* _DIRECTIONS FOR THIS TASK_
Copy every line in the records below that contains the word "属性值域或示例".

* _INFORMATION GIVEN_
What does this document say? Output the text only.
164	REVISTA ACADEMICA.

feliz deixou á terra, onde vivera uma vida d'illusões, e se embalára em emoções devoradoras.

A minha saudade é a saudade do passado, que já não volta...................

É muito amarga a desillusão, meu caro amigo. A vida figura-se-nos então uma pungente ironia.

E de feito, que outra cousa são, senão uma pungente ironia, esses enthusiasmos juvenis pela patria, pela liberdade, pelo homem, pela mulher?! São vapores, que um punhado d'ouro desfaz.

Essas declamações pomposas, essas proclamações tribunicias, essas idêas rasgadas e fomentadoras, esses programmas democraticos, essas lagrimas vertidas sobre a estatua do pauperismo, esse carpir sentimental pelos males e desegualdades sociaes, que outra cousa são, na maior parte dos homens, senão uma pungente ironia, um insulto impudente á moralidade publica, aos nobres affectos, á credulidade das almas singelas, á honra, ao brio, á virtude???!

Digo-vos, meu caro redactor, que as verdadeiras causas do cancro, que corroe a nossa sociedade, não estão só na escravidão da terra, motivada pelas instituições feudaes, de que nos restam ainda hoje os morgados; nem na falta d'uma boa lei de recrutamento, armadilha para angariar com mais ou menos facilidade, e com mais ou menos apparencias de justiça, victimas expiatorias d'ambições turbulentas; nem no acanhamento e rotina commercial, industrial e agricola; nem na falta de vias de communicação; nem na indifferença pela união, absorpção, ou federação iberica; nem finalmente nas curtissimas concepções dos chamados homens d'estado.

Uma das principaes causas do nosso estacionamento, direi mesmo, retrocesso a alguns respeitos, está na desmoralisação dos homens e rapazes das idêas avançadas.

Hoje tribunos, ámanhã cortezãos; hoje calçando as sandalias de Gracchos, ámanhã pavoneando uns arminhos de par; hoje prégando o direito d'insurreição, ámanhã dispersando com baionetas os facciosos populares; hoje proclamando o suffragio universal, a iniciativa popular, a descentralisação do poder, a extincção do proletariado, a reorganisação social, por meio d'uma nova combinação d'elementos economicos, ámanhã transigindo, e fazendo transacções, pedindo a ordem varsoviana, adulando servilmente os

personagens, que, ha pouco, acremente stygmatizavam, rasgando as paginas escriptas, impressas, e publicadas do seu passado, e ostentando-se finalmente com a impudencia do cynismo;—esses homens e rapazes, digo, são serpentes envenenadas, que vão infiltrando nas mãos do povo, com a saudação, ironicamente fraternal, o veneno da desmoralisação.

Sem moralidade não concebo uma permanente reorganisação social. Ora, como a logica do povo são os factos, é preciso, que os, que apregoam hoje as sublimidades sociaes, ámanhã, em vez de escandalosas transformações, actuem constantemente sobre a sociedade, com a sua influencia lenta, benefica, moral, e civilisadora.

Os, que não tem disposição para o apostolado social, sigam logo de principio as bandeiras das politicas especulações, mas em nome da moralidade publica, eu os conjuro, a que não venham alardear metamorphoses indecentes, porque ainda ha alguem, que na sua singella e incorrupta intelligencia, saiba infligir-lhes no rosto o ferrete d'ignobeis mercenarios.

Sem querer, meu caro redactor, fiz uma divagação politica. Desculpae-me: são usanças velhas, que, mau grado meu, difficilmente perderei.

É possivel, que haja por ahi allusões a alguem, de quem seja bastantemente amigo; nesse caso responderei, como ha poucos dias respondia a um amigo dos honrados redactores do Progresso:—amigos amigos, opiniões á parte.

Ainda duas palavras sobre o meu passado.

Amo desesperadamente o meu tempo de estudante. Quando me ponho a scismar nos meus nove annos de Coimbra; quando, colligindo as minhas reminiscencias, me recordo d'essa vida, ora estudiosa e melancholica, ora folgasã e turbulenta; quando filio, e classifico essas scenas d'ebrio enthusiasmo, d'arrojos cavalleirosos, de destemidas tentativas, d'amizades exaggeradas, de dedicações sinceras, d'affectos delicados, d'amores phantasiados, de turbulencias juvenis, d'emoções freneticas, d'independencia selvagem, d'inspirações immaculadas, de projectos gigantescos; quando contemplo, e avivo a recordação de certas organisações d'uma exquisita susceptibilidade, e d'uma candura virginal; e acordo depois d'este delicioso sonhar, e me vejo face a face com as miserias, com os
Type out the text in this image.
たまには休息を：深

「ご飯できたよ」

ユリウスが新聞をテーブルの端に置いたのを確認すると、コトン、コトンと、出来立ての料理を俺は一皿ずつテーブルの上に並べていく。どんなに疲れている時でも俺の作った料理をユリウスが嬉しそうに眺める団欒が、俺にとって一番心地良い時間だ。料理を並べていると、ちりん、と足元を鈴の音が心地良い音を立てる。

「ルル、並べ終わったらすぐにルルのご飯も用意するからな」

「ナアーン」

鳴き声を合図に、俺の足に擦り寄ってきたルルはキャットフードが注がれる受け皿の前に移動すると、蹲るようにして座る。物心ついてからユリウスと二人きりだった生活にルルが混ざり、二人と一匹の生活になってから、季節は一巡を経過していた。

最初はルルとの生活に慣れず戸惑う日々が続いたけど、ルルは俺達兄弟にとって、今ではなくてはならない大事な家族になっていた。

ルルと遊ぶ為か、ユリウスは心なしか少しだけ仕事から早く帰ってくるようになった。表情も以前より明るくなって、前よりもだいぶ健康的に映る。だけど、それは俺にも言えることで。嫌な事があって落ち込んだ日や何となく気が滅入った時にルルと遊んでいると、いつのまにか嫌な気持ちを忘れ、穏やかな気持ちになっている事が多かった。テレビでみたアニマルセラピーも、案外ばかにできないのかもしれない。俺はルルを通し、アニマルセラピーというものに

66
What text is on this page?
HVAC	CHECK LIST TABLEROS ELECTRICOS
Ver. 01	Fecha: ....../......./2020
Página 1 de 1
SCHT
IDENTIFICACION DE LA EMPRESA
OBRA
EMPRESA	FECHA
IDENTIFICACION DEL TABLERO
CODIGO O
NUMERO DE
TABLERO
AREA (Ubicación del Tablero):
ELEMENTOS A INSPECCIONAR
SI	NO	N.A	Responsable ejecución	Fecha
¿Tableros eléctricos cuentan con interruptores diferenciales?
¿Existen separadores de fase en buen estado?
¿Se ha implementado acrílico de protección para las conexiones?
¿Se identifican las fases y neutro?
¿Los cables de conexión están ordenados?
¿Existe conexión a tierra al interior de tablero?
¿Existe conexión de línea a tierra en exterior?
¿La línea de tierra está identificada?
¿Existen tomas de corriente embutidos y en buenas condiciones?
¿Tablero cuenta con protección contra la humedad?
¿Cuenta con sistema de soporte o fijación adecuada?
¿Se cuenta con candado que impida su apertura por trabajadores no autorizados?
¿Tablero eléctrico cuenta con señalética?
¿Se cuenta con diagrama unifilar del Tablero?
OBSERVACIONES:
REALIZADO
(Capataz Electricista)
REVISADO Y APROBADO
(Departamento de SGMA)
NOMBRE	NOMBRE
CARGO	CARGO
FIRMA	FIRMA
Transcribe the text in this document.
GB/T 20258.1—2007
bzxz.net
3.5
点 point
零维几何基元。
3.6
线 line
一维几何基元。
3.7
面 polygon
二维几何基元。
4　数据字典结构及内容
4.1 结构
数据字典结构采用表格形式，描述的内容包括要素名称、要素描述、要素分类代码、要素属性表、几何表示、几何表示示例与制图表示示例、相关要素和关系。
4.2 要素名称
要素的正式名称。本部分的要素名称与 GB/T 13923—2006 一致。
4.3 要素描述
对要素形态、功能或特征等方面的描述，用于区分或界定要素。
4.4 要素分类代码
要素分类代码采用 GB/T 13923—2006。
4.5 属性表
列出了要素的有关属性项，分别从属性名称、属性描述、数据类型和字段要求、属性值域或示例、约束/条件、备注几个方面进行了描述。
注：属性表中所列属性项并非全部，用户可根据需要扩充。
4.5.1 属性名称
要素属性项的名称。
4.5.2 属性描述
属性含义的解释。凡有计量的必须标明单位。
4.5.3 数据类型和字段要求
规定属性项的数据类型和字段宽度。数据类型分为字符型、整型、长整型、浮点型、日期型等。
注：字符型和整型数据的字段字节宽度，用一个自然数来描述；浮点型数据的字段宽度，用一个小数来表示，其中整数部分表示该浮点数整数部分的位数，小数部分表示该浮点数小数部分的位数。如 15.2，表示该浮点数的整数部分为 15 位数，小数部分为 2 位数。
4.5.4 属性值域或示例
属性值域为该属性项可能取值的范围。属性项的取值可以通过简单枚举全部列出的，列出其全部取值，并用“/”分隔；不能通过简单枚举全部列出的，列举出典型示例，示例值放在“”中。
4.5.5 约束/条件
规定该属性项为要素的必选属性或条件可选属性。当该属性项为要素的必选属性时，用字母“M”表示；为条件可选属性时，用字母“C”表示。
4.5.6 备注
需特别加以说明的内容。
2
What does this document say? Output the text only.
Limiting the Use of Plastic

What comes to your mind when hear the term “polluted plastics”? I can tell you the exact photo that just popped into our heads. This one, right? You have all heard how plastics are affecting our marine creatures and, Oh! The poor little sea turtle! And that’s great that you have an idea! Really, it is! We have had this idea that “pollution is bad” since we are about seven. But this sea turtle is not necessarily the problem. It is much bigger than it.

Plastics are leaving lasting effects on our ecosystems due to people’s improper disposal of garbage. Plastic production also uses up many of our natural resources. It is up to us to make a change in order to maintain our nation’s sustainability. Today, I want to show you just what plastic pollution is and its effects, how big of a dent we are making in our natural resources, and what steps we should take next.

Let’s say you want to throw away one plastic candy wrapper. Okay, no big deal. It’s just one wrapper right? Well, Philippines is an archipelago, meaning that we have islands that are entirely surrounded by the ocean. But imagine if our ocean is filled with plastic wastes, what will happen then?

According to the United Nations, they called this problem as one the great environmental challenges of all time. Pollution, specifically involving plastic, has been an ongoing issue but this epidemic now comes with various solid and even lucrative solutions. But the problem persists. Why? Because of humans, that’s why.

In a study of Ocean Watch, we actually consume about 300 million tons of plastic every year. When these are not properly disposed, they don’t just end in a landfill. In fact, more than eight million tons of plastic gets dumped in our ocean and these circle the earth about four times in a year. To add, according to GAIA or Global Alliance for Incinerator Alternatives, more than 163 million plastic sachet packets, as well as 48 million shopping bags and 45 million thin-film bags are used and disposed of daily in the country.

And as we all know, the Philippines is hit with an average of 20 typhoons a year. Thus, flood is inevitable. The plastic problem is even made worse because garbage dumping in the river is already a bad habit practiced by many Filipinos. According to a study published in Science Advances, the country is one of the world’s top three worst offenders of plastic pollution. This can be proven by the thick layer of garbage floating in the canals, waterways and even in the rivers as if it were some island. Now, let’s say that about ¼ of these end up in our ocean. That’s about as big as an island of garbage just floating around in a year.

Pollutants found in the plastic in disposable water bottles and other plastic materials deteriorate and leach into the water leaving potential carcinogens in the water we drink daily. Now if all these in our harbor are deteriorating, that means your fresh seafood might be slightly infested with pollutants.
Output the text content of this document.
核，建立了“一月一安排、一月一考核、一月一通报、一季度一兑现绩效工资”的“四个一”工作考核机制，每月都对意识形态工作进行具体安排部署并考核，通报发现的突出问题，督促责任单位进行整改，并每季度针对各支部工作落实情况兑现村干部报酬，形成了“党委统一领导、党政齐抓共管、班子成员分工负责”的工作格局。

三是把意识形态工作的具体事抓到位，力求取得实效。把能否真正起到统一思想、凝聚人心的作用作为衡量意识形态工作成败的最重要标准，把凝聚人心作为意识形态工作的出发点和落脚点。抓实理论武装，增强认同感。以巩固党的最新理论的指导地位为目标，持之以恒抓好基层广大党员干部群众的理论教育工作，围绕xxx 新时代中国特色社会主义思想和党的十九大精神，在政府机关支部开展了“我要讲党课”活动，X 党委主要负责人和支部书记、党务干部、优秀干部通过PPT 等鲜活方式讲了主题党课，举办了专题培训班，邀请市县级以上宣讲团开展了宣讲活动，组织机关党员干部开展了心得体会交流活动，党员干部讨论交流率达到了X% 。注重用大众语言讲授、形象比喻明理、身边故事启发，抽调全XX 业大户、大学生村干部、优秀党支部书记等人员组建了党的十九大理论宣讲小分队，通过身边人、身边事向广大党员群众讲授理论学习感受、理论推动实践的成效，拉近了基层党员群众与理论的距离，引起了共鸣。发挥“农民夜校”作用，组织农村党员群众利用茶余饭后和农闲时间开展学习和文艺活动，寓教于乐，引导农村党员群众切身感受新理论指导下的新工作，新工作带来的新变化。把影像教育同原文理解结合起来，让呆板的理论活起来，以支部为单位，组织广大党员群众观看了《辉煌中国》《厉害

* _RESULT BELOW_
列出了要素的有关属性项，分别从属性名称、属性描述、数据类型和字段要求、属性值域或示例、约束/条件、备注几个方面进行了描述。
4.5.4 属性值域或示例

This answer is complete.